• GIVEN RECORDS:
-------

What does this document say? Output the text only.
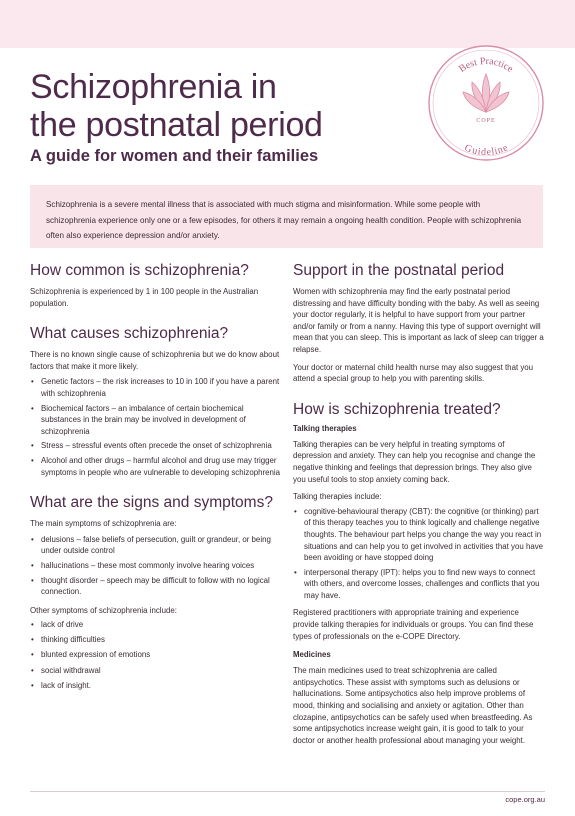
Schizophrenia in
the postnatal period
A guide for women and their families
Best Practice
Guideline
COPE
Schizophrenia is a severe mental illness that is associated with much stigma and misinformation. While some people with schizophrenia experience only one or a few episodes, for others it may remain a ongoing health condition. People with schizophrenia often also experience depression and/or anxiety.
How common is schizophrenia?

Schizophrenia is experienced by 1 in 100 people in the Australian population.

What causes schizophrenia?

There is no known single cause of schizophrenia but we do know about factors that make it more likely.

• Genetic factors – the risk increases to 10 in 100 if you have a parent with schizophrenia
• Biochemical factors – an imbalance of certain biochemical substances in the brain may be involved in development of schizophrenia
• Stress – stressful events often precede the onset of schizophrenia
• Alcohol and other drugs – harmful alcohol and drug use may trigger symptoms in people who are vulnerable to developing schizophrenia
What are the signs and symptoms?

The main symptoms of schizophrenia are:

• delusions – false beliefs of persecution, guilt or grandeur, or being under outside control
• hallucinations – these most commonly involve hearing voices
• thought disorder – speech may be difficult to follow with no logical connection.

Other symptoms of schizophrenia include:

• lack of drive
• thinking difficulties
• blunted expression of emotions
• social withdrawal
• lack of insight.
Support in the postnatal period

Women with schizophrenia may find the early postnatal period distressing and have difficulty bonding with the baby. As well as seeing your doctor regularly, it is helpful to have support from your partner and/or family or from a nanny. Having this type of support overnight will mean that you can sleep. This is important as lack of sleep can trigger a relapse.

Your doctor or maternal child health nurse may also suggest that you attend a special group to help you with parenting skills.

How is schizophrenia treated?
Talking therapies

Talking therapies can be very helpful in treating symptoms of depression and anxiety. They can help you recognise and change the negative thinking and feelings that depression brings. They also give you useful tools to stop anxiety coming back.

Talking therapies include:

• cognitive-behavioural therapy (CBT): the cognitive (or thinking) part of this therapy teaches you to think logically and challenge negative thoughts. The behaviour part helps you change the way you react in situations and can help you to get involved in activities that you have been avoiding or have stopped doing
• interpersonal therapy (IPT): helps you to find new ways to connect with others, and overcome losses, challenges and conflicts that you may have.

Registered practitioners with appropriate training and experience provide talking therapies for individuals or groups. You can find these types of professionals on the e-COPE Directory.

Medicines

The main medicines used to treat schizophrenia are called antipsychotics. These assist with symptoms such as delusions or hallucinations. Some antipsychotics also help improve problems of mood, thinking and socialising and anxiety or agitation. Other than clozapine, antipsychotics can be safely used when breastfeeding. As some antipsychotics increase weight gain, it is good to talk to your doctor or another health professional about managing your weight.

cope.org.au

-------

• TASK PROMPT: Where a line in the material contains "people", copy that line.

• TASK RESULT:
Schizophrenia is a severe mental illness that is associated with much stigma and misinformation. While some people with schizophrenia experience only one or a few episodes, for others it may remain a ongoing health condition. People with schizophrenia often also experience depression and/or anxiety.
Schizophrenia is experienced by 1 in 100 people in the Australian population.
• Alcohol and other drugs – harmful alcohol and drug use may trigger symptoms in people who are vulnerable to developing schizophrenia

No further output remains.